- **Goal**
Scan the entries below. List each line with "您选中的目标芯片为".

- **Data for the task**
══════

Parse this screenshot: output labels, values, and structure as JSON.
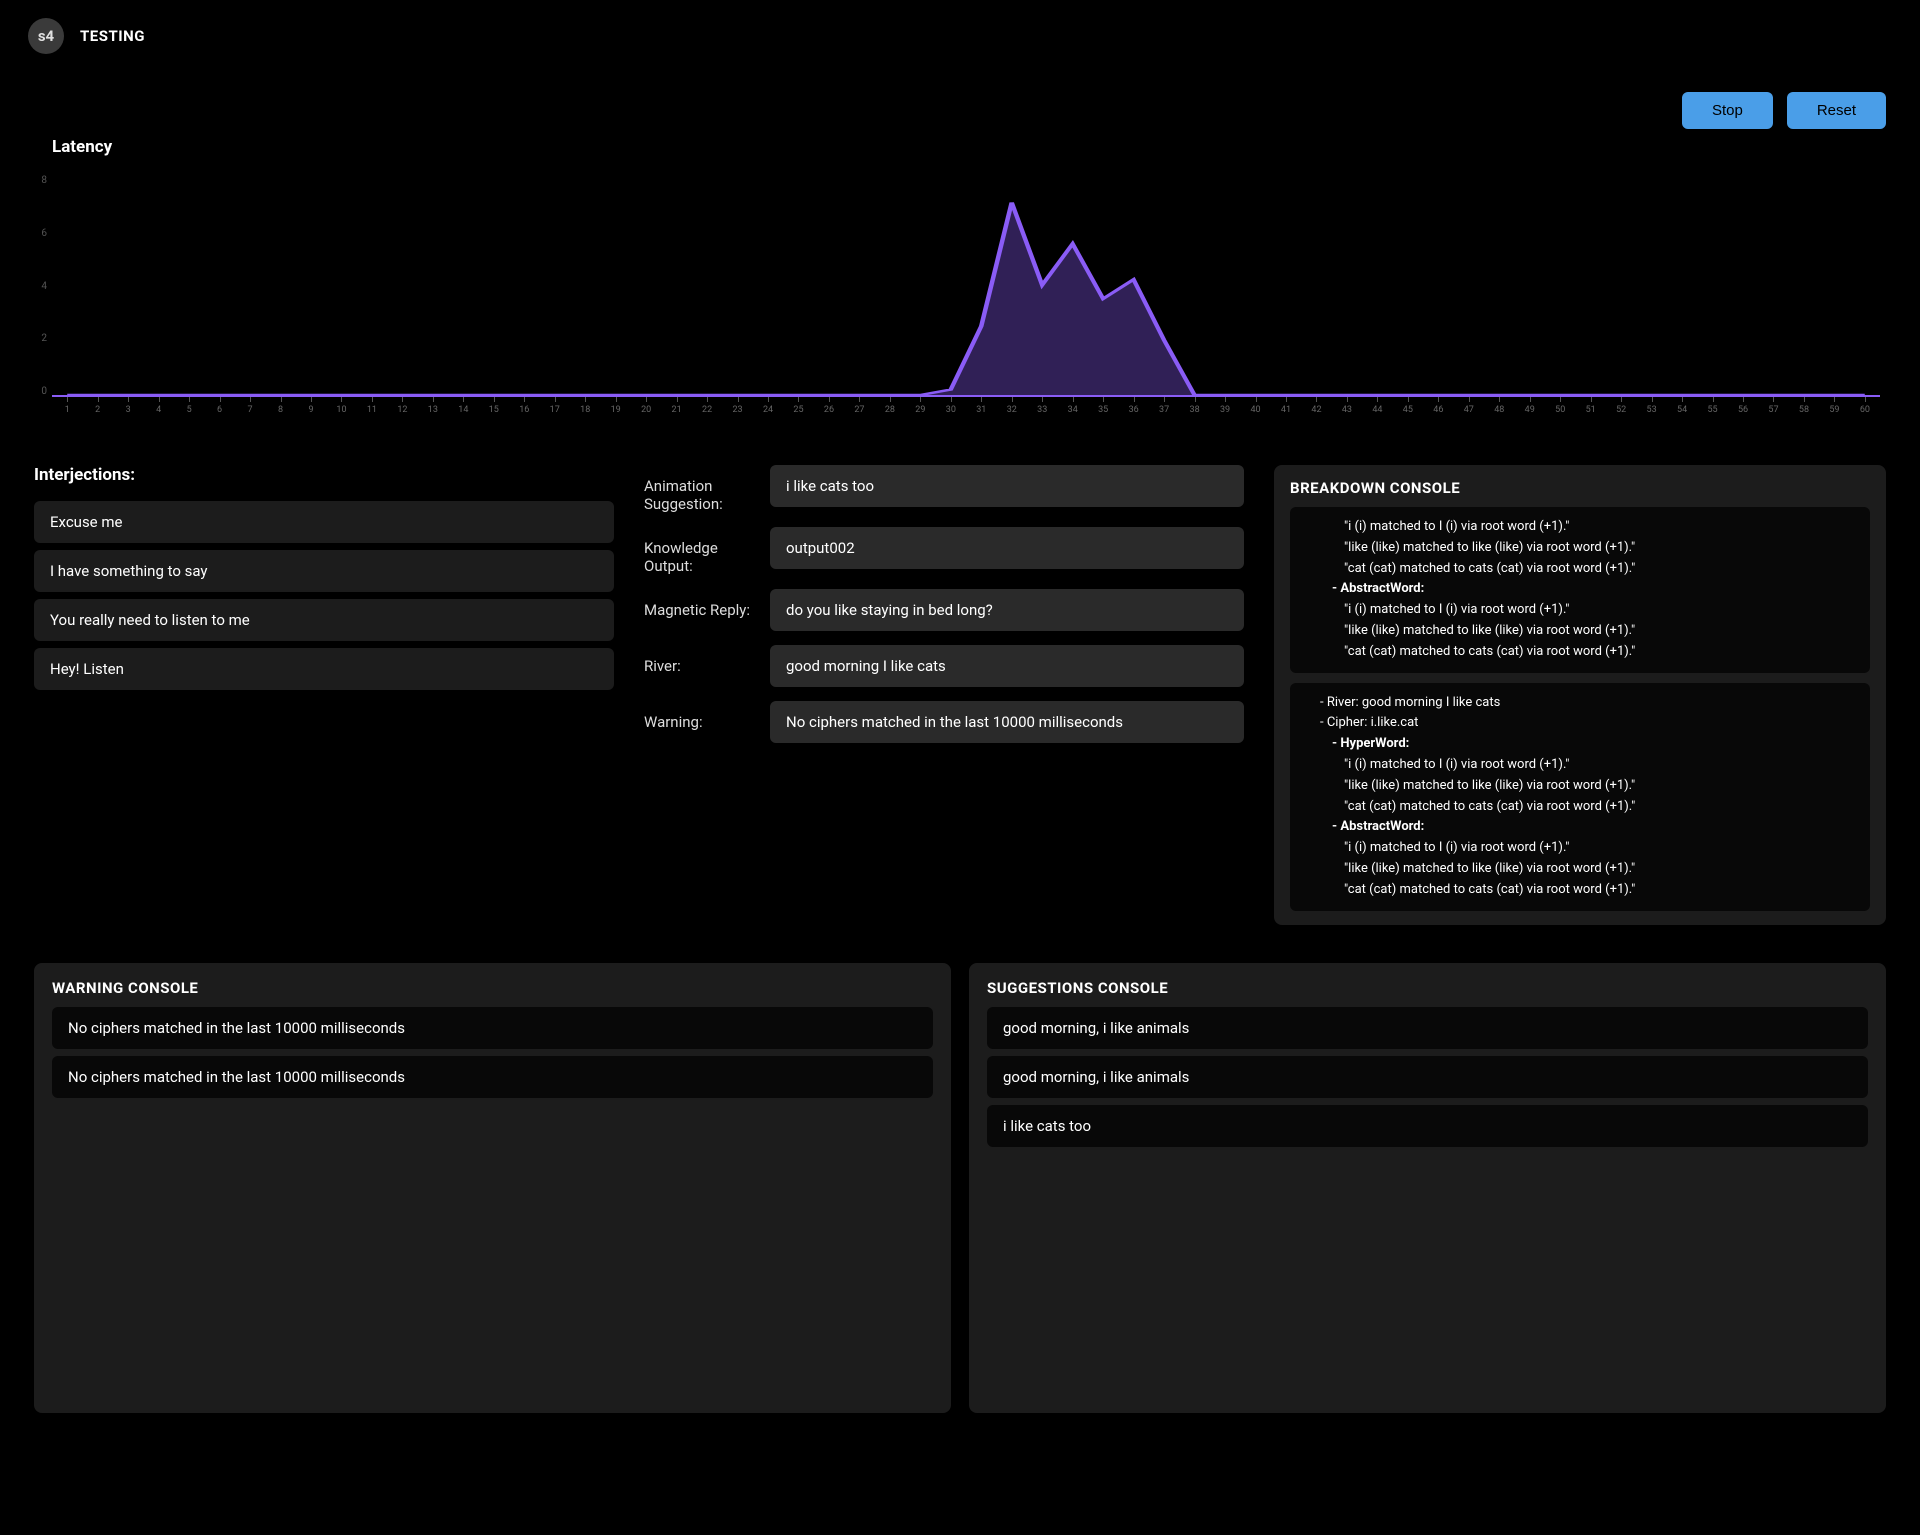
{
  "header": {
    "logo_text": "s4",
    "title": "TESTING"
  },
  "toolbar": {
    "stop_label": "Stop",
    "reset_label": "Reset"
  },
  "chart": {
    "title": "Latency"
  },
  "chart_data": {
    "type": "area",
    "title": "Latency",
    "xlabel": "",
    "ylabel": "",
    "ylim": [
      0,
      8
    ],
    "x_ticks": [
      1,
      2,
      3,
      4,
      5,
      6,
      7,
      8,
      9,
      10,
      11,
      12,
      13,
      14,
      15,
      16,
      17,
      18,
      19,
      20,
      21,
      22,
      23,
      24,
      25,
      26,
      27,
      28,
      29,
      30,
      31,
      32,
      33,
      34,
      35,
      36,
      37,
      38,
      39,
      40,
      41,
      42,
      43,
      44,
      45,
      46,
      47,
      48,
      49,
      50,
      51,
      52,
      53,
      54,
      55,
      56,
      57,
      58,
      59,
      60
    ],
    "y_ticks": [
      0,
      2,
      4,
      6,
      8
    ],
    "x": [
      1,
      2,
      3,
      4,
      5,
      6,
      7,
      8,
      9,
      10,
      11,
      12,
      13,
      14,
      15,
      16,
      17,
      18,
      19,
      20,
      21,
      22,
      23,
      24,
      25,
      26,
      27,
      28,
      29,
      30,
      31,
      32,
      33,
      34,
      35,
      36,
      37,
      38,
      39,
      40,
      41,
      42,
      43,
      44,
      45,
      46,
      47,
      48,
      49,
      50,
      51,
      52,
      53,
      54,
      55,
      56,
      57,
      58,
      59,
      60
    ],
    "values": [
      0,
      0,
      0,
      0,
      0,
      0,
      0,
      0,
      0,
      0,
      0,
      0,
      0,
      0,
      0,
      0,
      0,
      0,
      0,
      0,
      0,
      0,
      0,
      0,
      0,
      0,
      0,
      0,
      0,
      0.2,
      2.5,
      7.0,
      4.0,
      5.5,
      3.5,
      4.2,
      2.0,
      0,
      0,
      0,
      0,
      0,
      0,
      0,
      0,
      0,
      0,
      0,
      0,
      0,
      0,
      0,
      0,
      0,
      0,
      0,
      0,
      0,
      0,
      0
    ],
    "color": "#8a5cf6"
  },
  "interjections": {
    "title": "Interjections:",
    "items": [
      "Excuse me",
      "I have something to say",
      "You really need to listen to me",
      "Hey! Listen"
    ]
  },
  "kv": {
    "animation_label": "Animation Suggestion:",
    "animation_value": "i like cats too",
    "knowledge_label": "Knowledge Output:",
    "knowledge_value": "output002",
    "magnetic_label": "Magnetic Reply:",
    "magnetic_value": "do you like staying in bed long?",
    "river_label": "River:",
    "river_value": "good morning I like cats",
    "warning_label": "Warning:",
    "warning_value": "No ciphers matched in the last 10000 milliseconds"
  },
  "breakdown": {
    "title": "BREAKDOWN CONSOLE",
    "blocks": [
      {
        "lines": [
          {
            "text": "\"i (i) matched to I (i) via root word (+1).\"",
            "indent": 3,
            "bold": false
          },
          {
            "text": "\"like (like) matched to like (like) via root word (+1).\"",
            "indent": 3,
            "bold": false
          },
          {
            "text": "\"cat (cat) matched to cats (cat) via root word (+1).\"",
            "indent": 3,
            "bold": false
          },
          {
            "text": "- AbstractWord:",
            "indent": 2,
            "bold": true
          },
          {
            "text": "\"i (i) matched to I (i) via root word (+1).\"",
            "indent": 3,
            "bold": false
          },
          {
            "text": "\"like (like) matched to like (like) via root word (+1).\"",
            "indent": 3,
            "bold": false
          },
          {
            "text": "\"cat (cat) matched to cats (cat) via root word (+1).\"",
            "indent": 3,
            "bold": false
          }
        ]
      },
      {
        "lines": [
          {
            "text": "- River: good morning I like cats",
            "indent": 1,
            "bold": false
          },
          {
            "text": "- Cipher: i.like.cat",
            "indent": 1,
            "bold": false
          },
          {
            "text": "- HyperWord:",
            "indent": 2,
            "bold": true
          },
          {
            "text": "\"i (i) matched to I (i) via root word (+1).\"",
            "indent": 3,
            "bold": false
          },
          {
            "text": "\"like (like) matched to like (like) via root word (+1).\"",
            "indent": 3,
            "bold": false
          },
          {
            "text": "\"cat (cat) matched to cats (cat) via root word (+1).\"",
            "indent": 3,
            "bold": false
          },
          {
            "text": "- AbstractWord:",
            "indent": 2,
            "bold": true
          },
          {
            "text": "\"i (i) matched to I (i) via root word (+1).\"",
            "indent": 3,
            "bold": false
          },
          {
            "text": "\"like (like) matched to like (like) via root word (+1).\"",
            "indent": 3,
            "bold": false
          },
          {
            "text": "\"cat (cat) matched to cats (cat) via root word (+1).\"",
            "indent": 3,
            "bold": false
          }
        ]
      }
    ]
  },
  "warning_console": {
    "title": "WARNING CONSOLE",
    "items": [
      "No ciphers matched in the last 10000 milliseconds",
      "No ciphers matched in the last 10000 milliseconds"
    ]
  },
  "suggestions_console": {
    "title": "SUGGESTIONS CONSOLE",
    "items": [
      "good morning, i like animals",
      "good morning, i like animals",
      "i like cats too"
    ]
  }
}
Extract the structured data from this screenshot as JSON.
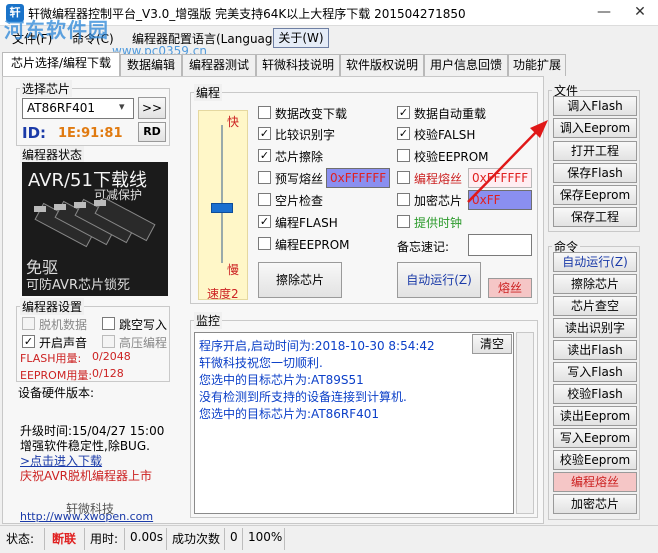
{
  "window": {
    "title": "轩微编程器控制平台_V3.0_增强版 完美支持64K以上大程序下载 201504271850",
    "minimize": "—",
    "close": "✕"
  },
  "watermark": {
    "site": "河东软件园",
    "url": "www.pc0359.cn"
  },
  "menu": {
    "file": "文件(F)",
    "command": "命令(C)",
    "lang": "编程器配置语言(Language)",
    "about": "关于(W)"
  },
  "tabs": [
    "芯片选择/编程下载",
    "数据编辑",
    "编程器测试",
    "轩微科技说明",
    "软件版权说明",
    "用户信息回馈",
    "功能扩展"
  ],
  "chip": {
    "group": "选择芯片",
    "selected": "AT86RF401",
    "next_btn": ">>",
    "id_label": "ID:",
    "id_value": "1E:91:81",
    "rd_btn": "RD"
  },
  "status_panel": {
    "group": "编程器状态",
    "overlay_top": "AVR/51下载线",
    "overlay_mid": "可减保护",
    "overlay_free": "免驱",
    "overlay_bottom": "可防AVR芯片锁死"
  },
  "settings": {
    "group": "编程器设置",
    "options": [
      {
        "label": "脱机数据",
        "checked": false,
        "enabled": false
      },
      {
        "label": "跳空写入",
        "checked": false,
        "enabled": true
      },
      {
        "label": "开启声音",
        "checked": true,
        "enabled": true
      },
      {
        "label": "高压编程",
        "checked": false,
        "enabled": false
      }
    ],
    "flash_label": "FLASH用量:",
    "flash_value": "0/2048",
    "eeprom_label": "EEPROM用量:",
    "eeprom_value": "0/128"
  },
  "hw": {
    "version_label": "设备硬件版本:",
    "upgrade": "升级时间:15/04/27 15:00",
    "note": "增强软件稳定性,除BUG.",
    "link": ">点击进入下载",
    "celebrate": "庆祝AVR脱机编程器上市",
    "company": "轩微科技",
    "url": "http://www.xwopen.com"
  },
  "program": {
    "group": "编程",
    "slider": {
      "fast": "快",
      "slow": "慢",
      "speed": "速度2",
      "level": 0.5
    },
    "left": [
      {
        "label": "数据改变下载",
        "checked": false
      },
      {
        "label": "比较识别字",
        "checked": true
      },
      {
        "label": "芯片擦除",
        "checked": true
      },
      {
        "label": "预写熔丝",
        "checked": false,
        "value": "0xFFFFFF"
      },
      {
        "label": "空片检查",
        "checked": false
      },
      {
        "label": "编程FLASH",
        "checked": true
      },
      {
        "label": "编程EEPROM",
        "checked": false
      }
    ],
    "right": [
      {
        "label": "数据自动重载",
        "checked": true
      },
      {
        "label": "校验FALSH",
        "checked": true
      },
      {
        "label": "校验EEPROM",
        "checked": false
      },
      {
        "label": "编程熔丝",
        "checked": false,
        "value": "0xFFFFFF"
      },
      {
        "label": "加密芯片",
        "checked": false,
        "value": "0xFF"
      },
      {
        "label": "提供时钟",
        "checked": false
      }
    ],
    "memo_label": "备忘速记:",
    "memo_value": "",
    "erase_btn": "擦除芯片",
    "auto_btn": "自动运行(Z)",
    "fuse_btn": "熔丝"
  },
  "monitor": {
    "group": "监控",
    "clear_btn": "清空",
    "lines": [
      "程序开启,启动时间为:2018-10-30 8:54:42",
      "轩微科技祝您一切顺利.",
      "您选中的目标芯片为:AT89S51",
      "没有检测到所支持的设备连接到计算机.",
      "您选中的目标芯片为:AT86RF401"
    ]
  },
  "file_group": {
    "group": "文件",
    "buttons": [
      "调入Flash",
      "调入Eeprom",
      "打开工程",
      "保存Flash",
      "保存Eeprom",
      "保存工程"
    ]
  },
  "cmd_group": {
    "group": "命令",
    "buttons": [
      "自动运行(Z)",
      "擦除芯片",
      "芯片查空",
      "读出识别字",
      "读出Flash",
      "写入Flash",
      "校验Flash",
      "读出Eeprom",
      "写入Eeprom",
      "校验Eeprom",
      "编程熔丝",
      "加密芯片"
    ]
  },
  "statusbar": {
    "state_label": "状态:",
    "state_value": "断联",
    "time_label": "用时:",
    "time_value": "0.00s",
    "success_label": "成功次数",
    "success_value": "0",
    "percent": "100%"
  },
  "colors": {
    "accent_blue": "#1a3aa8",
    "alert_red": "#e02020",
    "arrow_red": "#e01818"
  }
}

══════

- **Task solution**
      "您选中的目标芯片为:AT89S51",
      "您选中的目标芯片为:AT86RF401"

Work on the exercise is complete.